## THE TASK
Examine the records and identify each line that includes the string "Entre". Copy those lines.

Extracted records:

■ ■ ■ ■

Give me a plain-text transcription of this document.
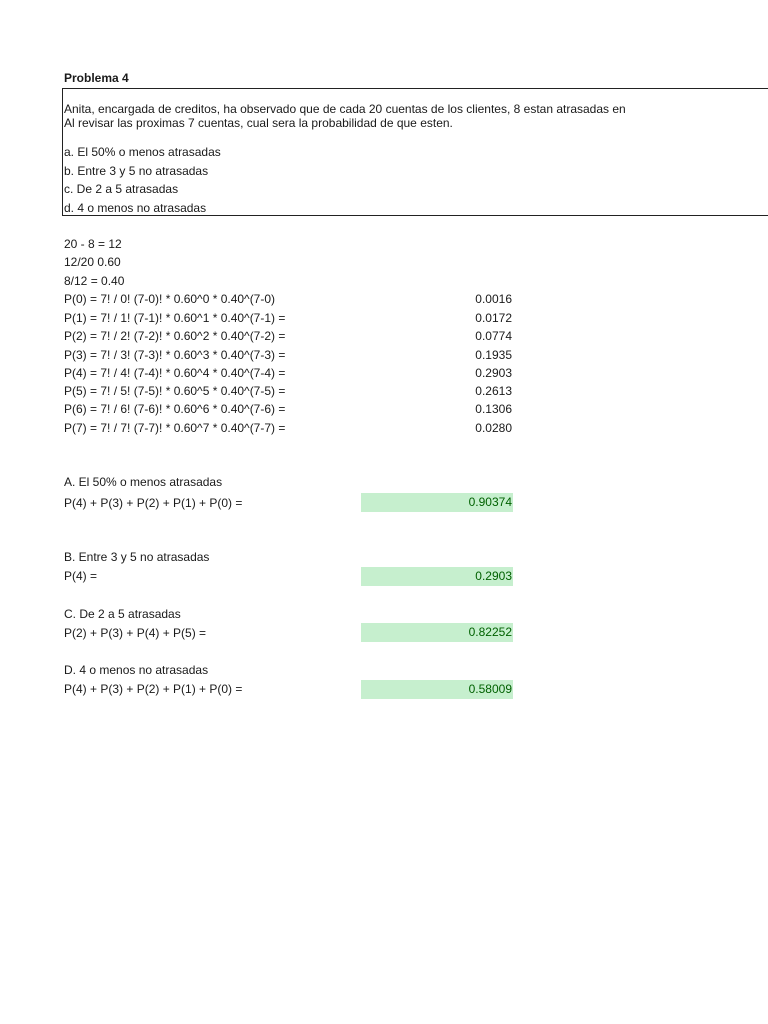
Problema 4
Anita, encargada de creditos, ha observado que de cada 20 cuentas de los clientes, 8 estan atrasadas en
Al revisar las proximas 7 cuentas, cual sera la probabilidad de que esten.
a. El 50% o menos atrasadas
b. Entre 3 y 5 no atrasadas
c. De 2 a 5 atrasadas
d. 4 o menos no atrasadas
20 - 8 = 12
12/20 0.60
8/12 = 0.40
P(0) = 7! / 0! (7-0)! * 0.60^0 * 0.40^(7-0)	0.0016
P(1) = 7! / 1! (7-1)! * 0.60^1 * 0.40^(7-1) =	0.0172
P(2) = 7! / 2! (7-2)! * 0.60^2 * 0.40^(7-2) =	0.0774
P(3) = 7! / 3! (7-3)! * 0.60^3 * 0.40^(7-3) =	0.1935
P(4) = 7! / 4! (7-4)! * 0.60^4 * 0.40^(7-4) =	0.2903
P(5) = 7! / 5! (7-5)! * 0.60^5 * 0.40^(7-5) =	0.2613
P(6) = 7! / 6! (7-6)! * 0.60^6 * 0.40^(7-6) =	0.1306
P(7) = 7! / 7! (7-7)! * 0.60^7 * 0.40^(7-7) =	0.0280
A. El 50% o menos atrasadas
P(4) + P(3) + P(2) + P(1) + P(0) =	0.90374
B. Entre 3 y 5 no atrasadas
P(4) =	0.2903
C. De 2 a 5 atrasadas
P(2) + P(3) + P(4) + P(5) =	0.82252
D. 4 o menos no atrasadas
P(4) + P(3) + P(2) + P(1) + P(0) =	0.58009
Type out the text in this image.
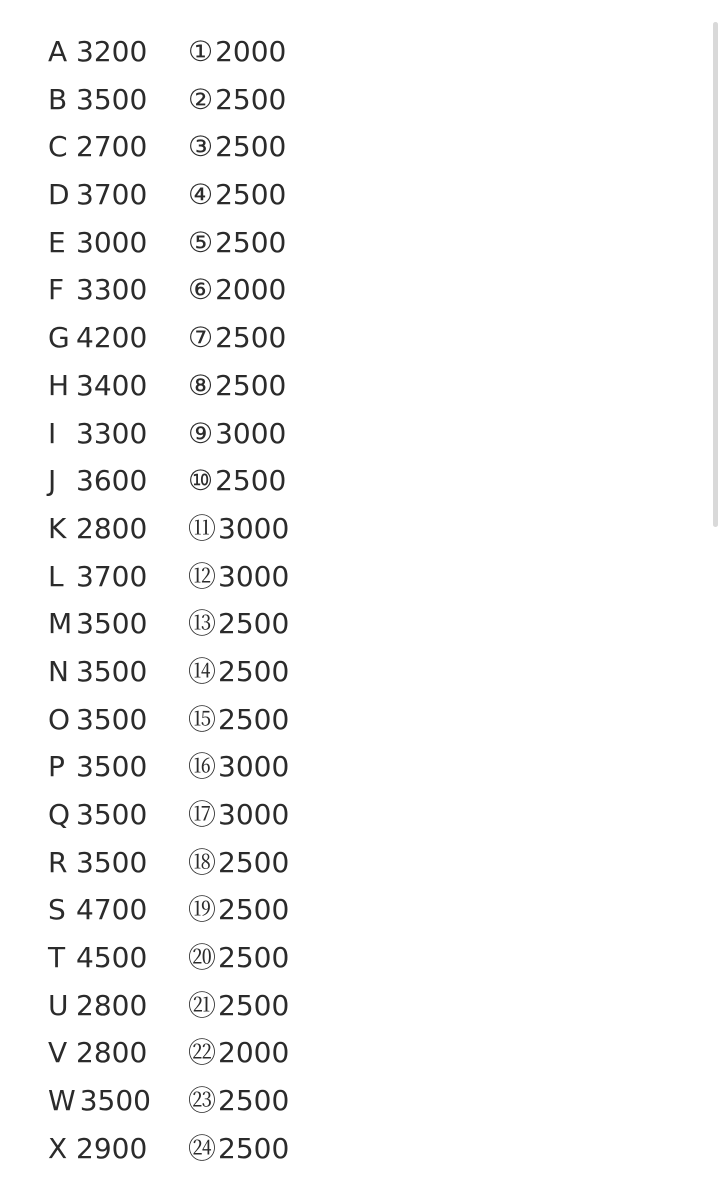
A 3200 ① 2000
B 3500 ② 2500
C 2700 ③ 2500
D 3700 ④ 2500
E 3000 ⑤ 2500
F 3300 ⑥ 2000
G 4200 ⑦ 2500
H 3400 ⑧ 2500
I 3300 ⑨ 3000
J 3600 ⑩ 2500
K 2800 ⑪ 3000
L 3700 ⑫ 3000
M 3500 ⑬ 2500
N 3500 ⑭ 2500
O 3500 ⑮ 2500
P 3500 ⑯ 3000
Q 3500 ⑰ 3000
R 3500 ⑱ 2500
S 4700 ⑲ 2500
T 4500 ⑳ 2500
U 2800 ㉑ 2500
V 2800 ㉒ 2000
W 3500 ㉓ 2500
X 2900 ㉔ 2500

■ ■ ■ ■

## RESULT OF THIS EXERCISE
b. Entre 3 y 5 no atrasadas
B. Entre 3 y 5 no atrasadas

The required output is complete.